# REQUIREMENTS
Give a verbatim repeat of the lines that run from the line containing "What's the underlying" to the end of the data below.

□ □ □

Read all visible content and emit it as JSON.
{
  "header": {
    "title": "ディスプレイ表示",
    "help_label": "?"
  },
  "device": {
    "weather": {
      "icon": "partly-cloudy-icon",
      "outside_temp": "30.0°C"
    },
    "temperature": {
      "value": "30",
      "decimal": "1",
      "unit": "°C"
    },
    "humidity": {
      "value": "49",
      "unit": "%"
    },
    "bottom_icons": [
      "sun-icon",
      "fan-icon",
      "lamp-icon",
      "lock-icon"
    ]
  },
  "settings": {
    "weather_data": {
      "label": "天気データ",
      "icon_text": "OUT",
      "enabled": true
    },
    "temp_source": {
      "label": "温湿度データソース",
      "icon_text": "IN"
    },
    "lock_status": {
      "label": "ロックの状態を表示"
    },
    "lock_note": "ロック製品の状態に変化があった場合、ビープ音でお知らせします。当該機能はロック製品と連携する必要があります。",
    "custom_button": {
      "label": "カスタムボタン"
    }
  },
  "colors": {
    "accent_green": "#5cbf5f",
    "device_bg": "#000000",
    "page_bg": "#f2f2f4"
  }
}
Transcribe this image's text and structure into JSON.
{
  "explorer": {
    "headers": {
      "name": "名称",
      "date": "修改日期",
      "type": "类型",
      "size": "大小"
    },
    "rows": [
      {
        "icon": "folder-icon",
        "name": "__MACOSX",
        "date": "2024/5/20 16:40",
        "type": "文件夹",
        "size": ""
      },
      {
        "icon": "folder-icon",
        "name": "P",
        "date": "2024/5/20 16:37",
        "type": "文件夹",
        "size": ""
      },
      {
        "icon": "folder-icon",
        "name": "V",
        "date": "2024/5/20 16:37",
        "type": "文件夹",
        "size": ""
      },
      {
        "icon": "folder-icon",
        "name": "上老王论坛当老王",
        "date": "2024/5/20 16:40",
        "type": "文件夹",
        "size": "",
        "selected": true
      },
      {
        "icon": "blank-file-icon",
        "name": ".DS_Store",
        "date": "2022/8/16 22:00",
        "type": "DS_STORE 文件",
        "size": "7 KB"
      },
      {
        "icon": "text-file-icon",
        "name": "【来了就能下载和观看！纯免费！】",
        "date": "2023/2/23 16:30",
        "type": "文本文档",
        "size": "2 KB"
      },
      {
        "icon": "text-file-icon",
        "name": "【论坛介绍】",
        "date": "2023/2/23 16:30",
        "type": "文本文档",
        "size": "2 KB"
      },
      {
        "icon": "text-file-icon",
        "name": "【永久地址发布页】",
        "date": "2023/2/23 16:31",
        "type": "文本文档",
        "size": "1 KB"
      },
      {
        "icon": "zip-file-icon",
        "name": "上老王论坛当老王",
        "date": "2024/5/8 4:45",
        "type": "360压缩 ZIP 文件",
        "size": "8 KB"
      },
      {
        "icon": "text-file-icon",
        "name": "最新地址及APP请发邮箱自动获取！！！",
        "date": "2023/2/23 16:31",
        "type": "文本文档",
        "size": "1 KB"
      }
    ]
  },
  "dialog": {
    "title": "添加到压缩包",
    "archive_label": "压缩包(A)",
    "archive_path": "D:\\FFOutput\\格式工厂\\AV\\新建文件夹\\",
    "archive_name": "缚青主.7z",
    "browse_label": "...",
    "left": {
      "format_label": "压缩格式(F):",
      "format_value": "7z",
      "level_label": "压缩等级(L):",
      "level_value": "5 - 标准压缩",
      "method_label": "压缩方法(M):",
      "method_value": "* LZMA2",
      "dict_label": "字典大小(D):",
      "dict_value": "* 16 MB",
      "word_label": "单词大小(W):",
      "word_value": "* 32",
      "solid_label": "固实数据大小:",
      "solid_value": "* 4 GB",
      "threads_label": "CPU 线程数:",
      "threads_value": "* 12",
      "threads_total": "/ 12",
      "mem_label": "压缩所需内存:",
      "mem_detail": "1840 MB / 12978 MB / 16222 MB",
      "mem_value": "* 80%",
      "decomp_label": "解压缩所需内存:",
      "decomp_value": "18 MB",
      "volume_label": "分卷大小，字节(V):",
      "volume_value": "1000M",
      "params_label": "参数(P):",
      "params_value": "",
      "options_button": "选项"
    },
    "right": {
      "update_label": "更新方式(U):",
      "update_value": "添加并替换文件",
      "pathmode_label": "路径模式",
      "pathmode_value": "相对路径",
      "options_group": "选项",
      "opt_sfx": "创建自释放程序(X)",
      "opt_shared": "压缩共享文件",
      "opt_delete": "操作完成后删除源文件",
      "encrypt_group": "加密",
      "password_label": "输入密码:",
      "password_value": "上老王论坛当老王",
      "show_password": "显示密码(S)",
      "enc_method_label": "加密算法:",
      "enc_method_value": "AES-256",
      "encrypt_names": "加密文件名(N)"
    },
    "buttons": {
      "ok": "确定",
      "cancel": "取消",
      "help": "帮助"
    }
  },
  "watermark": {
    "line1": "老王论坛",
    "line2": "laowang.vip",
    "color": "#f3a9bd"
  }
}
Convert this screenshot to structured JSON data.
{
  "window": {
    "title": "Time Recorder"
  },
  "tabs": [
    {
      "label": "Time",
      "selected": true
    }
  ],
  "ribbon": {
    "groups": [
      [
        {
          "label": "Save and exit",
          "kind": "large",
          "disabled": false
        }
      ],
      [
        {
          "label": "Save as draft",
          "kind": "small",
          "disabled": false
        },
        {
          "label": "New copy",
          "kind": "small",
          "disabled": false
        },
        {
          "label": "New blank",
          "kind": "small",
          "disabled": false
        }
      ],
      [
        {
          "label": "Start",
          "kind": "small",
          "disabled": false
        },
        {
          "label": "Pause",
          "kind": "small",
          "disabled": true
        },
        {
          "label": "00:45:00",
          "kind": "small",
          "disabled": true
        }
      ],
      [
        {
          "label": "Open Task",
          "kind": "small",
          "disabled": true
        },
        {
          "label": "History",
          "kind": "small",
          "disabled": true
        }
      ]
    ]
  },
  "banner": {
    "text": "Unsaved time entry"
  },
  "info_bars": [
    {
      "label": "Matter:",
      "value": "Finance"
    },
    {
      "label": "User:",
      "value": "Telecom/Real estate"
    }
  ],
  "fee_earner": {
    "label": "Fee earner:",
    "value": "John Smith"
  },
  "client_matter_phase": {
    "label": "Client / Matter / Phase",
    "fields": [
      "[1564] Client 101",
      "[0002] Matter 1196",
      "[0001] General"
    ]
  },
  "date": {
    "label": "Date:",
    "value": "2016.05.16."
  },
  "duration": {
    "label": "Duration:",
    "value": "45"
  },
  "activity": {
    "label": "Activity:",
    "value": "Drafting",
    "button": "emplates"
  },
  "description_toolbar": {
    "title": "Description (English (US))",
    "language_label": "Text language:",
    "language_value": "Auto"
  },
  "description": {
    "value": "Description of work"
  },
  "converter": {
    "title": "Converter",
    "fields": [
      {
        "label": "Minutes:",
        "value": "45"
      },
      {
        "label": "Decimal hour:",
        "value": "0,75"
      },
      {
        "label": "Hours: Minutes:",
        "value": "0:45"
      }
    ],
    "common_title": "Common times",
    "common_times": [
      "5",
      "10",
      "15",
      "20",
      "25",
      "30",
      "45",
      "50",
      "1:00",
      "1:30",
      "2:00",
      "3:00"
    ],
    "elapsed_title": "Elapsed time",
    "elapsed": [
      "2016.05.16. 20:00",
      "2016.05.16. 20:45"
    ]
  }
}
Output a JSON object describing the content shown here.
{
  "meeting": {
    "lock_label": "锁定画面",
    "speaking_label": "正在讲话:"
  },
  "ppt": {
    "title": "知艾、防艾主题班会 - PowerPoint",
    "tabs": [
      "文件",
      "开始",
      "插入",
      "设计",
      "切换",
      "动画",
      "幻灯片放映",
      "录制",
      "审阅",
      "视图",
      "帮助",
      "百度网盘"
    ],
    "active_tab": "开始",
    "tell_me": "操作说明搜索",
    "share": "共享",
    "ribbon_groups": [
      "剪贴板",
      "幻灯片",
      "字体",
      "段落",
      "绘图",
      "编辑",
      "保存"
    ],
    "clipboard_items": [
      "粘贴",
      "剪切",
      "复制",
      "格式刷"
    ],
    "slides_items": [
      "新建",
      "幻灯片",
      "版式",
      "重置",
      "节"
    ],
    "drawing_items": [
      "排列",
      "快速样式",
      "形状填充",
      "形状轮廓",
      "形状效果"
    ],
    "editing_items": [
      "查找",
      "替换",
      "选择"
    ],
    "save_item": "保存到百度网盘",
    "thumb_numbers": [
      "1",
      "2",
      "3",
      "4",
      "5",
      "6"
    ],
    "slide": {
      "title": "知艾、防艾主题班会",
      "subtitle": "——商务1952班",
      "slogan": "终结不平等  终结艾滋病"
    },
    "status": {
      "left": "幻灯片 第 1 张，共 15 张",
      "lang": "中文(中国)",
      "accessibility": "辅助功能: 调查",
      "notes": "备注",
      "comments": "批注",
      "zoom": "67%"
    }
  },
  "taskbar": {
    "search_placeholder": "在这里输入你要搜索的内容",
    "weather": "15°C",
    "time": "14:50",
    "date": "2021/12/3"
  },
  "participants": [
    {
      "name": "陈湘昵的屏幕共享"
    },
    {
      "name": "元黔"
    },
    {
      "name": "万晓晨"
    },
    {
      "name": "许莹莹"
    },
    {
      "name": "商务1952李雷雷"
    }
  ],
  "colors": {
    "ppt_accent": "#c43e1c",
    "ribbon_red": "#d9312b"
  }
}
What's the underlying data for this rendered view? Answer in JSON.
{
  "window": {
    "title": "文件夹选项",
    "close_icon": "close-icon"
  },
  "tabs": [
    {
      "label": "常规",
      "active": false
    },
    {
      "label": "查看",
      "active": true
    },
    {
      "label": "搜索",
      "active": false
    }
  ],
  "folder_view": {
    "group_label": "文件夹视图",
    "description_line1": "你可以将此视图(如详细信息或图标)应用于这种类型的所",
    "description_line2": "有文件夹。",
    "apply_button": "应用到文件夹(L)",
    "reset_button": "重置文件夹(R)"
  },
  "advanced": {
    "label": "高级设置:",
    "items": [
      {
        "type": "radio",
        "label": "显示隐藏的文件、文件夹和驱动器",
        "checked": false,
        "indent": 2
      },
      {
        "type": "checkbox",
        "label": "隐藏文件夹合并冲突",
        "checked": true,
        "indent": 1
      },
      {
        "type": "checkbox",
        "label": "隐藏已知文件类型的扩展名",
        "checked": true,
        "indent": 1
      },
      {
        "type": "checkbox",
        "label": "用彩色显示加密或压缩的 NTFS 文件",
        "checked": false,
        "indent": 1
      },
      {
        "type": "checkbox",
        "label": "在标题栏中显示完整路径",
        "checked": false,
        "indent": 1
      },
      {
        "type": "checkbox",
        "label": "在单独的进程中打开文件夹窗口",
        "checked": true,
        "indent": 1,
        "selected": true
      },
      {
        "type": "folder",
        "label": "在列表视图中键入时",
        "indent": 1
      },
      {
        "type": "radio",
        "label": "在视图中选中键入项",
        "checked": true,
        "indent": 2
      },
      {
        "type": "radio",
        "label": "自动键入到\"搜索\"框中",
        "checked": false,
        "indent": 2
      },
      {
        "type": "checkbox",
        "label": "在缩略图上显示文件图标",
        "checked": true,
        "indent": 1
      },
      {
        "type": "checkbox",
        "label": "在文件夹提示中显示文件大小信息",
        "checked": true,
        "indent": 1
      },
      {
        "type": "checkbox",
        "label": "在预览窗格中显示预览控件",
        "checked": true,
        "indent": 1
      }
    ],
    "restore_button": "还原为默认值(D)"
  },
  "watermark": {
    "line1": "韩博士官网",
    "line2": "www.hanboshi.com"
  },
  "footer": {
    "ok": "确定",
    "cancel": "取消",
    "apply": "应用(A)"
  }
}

□ □ □

# THE OUTPUT
What's the underlying data for this rendered view? Answer in JSON.
{
  "window": {
    "title": "文件夹选项",
    "close_icon": "close-icon"
  },
  "tabs": [
    {
      "label": "常规",
      "active": false
    },
    {
      "label": "查看",
      "active": true
    },
    {
      "label": "搜索",
      "active": false
    }
  ],
  "folder_view": {
    "group_label": "文件夹视图",
    "description_line1": "你可以将此视图(如详细信息或图标)应用于这种类型的所",
    "description_line2": "有文件夹。",
    "apply_button": "应用到文件夹(L)",
    "reset_button": "重置文件夹(R)"
  },
  "advanced": {
    "label": "高级设置:",
    "items": [
      {
        "type": "radio",
        "label": "显示隐藏的文件、文件夹和驱动器",
        "checked": false,
        "indent": 2
      },
      {
        "type": "checkbox",
        "label": "隐藏文件夹合并冲突",
        "checked": true,
        "indent": 1
      },
      {
        "type": "checkbox",
        "label": "隐藏已知文件类型的扩展名",
        "checked": true,
        "indent": 1
      },
      {
        "type": "checkbox",
        "label": "用彩色显示加密或压缩的 NTFS 文件",
        "checked": false,
        "indent": 1
      },
      {
        "type": "checkbox",
        "label": "在标题栏中显示完整路径",
        "checked": false,
        "indent": 1
      },
      {
        "type": "checkbox",
        "label": "在单独的进程中打开文件夹窗口",
        "checked": true,
        "indent": 1,
        "selected": true
      },
      {
        "type": "folder",
        "label": "在列表视图中键入时",
        "indent": 1
      },
      {
        "type": "radio",
        "label": "在视图中选中键入项",
        "checked": true,
        "indent": 2
      },
      {
        "type": "radio",
        "label": "自动键入到\"搜索\"框中",
        "checked": false,
        "indent": 2
      },
      {
        "type": "checkbox",
        "label": "在缩略图上显示文件图标",
        "checked": true,
        "indent": 1
      },
      {
        "type": "checkbox",
        "label": "在文件夹提示中显示文件大小信息",
        "checked": true,
        "indent": 1
      },
      {
        "type": "checkbox",
        "label": "在预览窗格中显示预览控件",
        "checked": true,
        "indent": 1
      }
    ],
    "restore_button": "还原为默认值(D)"
  },
  "watermark": {
    "line1": "韩博士官网",
    "line2": "www.hanboshi.com"
  },
  "footer": {
    "ok": "确定",
    "cancel": "取消",
    "apply": "应用(A)"
  }
}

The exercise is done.